Masses ESI Masses LC Pics en communs

Gamme de masse (kDa) Effectifs

Figure 9: Comparaison du nombre de masse détectées pour les deux types d’expériences – en violet pour le nanoESI, en vert pour la nanoLC-MS, en bleu le nombre commun aux deux expériences

L’analyse de la Figure 9, qui regroupe ces résultats, apporte différentes informations. Tout d’abord, le nombre de masses détectées à l’issue du couplage est toujours supérieur (quelle que soit la gamme de masse) à celui obtenu en infusion directe, validant l’approche par couplage pour détecter un maximum de composés dans un venin. La deuxième information est que la perte de matériel due au couplage semble répartie sur toute la gamme de masse. En d’autres termes, le couplage n’entraîne pas particulièrement la disparition de composés de faible poids moléculaire ou au contraire de poids moléculaire élevé.
++++
Questions de lecture
(1) Indiquez si chacune des affirmations (a), (b) et (c) concorde avec l’extrait comparant nanoESI et nanoLC-MS, en répondant par oui ou non et en citant les mots de l’extrait qui tranchent. (a) Le couplage détecte plus de masses que l’infusion directe dans toutes les gammes de masse. (b) La perte de matériel due au couplage touche surtout les composés de faible poids moléculaire. (c) Sur la Figure 9, le vert désigne le nanoESI.
(2) Reprenez, s’il vous plaît, l’extrait comparant nanoESI et nanoLC-MS après sa dernière phrase, et poursuivez-le.
Les enregistrements n’ont aucun rôle ici.

Données enregistrées
++++
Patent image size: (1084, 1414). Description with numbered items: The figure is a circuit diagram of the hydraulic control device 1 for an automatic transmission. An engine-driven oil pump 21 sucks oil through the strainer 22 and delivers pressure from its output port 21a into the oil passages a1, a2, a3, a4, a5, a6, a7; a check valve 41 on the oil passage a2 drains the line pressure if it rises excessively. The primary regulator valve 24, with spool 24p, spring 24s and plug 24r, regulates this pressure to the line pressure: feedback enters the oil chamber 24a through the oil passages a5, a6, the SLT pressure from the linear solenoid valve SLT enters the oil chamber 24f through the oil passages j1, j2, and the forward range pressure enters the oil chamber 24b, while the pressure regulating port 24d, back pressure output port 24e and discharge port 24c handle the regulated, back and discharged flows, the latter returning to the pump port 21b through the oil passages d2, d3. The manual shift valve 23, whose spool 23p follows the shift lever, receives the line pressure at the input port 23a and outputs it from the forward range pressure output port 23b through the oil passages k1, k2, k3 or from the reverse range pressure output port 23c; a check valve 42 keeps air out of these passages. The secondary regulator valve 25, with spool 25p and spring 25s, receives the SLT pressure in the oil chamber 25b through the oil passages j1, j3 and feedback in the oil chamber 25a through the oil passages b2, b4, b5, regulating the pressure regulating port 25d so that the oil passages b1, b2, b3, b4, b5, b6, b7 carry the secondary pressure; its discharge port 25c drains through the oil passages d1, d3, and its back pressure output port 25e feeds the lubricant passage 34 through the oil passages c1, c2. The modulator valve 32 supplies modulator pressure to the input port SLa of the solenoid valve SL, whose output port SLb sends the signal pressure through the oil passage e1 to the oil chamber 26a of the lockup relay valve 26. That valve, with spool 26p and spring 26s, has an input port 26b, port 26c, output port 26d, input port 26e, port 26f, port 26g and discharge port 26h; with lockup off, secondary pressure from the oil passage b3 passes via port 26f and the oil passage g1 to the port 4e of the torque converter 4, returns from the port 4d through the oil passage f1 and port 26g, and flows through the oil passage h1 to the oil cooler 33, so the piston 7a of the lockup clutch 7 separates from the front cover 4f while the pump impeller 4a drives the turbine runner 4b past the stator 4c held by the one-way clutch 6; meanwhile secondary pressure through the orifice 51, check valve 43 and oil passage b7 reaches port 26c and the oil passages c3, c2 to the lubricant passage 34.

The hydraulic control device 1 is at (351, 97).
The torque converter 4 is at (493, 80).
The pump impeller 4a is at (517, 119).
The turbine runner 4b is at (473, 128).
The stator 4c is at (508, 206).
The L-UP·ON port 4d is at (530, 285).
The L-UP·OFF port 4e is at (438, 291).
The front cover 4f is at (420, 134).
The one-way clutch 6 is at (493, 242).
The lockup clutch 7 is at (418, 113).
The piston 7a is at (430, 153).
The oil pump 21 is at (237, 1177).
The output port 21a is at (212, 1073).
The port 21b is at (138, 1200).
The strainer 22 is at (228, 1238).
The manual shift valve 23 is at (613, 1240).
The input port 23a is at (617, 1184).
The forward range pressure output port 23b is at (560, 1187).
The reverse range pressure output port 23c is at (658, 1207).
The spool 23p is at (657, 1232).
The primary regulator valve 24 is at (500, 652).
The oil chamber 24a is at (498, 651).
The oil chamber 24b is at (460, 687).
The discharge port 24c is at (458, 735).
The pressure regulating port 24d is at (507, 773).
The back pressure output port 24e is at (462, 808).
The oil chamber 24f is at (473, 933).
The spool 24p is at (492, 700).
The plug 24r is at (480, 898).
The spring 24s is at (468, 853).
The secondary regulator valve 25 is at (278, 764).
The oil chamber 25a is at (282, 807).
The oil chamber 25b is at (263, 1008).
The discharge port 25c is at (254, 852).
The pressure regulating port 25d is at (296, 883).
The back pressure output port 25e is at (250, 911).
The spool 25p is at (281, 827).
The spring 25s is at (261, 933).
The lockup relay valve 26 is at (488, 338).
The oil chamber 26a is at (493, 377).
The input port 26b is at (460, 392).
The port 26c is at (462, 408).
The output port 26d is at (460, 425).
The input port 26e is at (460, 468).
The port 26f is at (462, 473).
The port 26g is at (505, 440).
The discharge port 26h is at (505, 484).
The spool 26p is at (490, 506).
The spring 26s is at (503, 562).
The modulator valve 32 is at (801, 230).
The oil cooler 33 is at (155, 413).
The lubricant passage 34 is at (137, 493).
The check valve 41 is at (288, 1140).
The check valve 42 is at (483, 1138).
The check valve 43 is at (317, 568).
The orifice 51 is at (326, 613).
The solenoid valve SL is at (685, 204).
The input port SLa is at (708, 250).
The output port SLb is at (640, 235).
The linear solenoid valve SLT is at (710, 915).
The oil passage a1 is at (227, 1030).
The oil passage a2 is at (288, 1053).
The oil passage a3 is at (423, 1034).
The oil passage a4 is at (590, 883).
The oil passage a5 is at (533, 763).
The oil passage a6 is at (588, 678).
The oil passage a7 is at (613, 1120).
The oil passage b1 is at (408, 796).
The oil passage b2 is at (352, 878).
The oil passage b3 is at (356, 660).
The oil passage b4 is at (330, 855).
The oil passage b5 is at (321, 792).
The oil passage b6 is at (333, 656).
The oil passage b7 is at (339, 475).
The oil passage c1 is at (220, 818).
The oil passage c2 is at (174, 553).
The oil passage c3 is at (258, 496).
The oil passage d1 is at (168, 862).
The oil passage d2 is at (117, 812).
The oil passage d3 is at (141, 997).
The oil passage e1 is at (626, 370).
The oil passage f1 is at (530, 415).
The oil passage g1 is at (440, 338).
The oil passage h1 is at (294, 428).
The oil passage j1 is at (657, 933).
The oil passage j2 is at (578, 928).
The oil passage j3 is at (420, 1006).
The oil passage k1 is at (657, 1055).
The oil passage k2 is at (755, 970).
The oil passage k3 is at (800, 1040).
++++
Réponses numérotées
(1)
(a) Oui : « le nombre de masses détectées à l’issue du couplage est toujours supérieur (quelle que soit la gamme de masse) à celui obtenu en infusion directe ».
(b) Non : « le couplage n’entraîne pas particulièrement la disparition de composés de faible poids moléculaire ou au contraire de poids moléculaire élevé ».
(c) Non : « en violet pour le nanoESI, en vert pour la nanoLC-MS ».

(2)
Pour essayer de comprendre ce phénomène, la comparaison de l’approche directe nanoESI et du couplage nanoLC-FT-ICR a été effectuée sur une digestion trypsique de myoglobine de coeur de bœuf. Les résultats de cette étude permettent de tirer des conclusions similaires à ce qui est observé pour le venin puisque plusieurs peptides trypsiques détectés dans les expériences de nanoESI-FT-ICR ne sont pas pas retrouvés après la séparation chromatographique. Des expériences complémentaires en ajoutant un détecteur UV après la précolonne mettent en évidence que certains peptides ne sont pas retenus par la précolonne de dessalage utilisée et sont perdus lors du rinçage de cette dernière. Des améliorations doivent donc être apportées à notre système (changement du type de précolonne, optimisation des conditions de dessalage des échantillons etc…) afin qu’il soit réellement performant pour l’étude des venins bruts, sans perte importante de matériel.

D.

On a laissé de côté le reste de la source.